[SUPPLIED RECORDS start]

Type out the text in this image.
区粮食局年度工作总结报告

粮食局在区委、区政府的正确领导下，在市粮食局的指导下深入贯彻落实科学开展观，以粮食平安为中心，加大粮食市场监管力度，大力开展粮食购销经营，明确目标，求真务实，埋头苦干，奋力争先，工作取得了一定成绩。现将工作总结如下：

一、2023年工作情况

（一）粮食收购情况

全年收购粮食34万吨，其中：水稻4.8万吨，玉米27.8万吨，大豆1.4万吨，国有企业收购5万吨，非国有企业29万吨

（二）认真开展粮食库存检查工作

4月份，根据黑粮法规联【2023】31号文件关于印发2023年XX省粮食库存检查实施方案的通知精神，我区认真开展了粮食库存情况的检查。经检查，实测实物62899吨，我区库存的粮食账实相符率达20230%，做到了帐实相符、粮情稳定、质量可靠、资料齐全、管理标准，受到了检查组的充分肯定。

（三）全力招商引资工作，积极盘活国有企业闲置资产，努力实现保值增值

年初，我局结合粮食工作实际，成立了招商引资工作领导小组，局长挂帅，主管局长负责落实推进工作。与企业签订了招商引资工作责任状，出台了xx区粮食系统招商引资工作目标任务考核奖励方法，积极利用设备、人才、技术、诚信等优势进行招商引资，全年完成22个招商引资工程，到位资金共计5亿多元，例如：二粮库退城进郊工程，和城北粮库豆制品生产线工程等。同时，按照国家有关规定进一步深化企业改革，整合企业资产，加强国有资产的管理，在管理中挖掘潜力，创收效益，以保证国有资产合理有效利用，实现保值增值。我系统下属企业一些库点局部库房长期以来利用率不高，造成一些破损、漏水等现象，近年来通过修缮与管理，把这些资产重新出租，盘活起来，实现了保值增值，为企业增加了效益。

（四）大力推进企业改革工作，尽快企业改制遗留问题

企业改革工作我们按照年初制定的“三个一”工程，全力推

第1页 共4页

[SUPPLIED RECORDS end]

Print out the whole listing exactly as it appears.

▸ **REPLY**:
Type out the text in this image.
区粮食局年度工作总结报告

粮食局在区委、区政府的正确领导下，在市粮食局的指导下深入贯彻落实科学开展观，以粮食平安为中心，加大粮食市场监管力度，大力开展粮食购销经营，明确目标，求真务实，埋头苦干，奋力争先，工作取得了一定成绩。现将工作总结如下：

一、2023年工作情况

（一）粮食收购情况

全年收购粮食34万吨，其中：水稻4.8万吨，玉米27.8万吨，大豆1.4万吨，国有企业收购5万吨，非国有企业29万吨

（二）认真开展粮食库存检查工作

4月份，根据黑粮法规联【2023】31号文件关于印发2023年XX省粮食库存检查实施方案的通知精神，我区认真开展了粮食库存情况的检查。经检查，实测实物62899吨，我区库存的粮食账实相符率达20230%，做到了帐实相符、粮情稳定、质量可靠、资料齐全、管理标准，受到了检查组的充分肯定。

（三）全力招商引资工作，积极盘活国有企业闲置资产，努力实现保值增值

年初，我局结合粮食工作实际，成立了招商引资工作领导小组，局长挂帅，主管局长负责落实推进工作。与企业签订了招商引资工作责任状，出台了xx区粮食系统招商引资工作目标任务考核奖励方法，积极利用设备、人才、技术、诚信等优势进行招商引资，全年完成22个招商引资工程，到位资金共计5亿多元，例如：二粮库退城进郊工程，和城北粮库豆制品生产线工程等。同时，按照国家有关规定进一步深化企业改革，整合企业资产，加强国有资产的管理，在管理中挖掘潜力，创收效益，以保证国有资产合理有效利用，实现保值增值。我系统下属企业一些库点局部库房长期以来利用率不高，造成一些破损、漏水等现象，近年来通过修缮与管理，把这些资产重新出租，盘活起来，实现了保值增值，为企业增加了效益。

（四）大力推进企业改革工作，尽快企业改制遗留问题

企业改革工作我们按照年初制定的“三个一”工程，全力推

第1页 共4页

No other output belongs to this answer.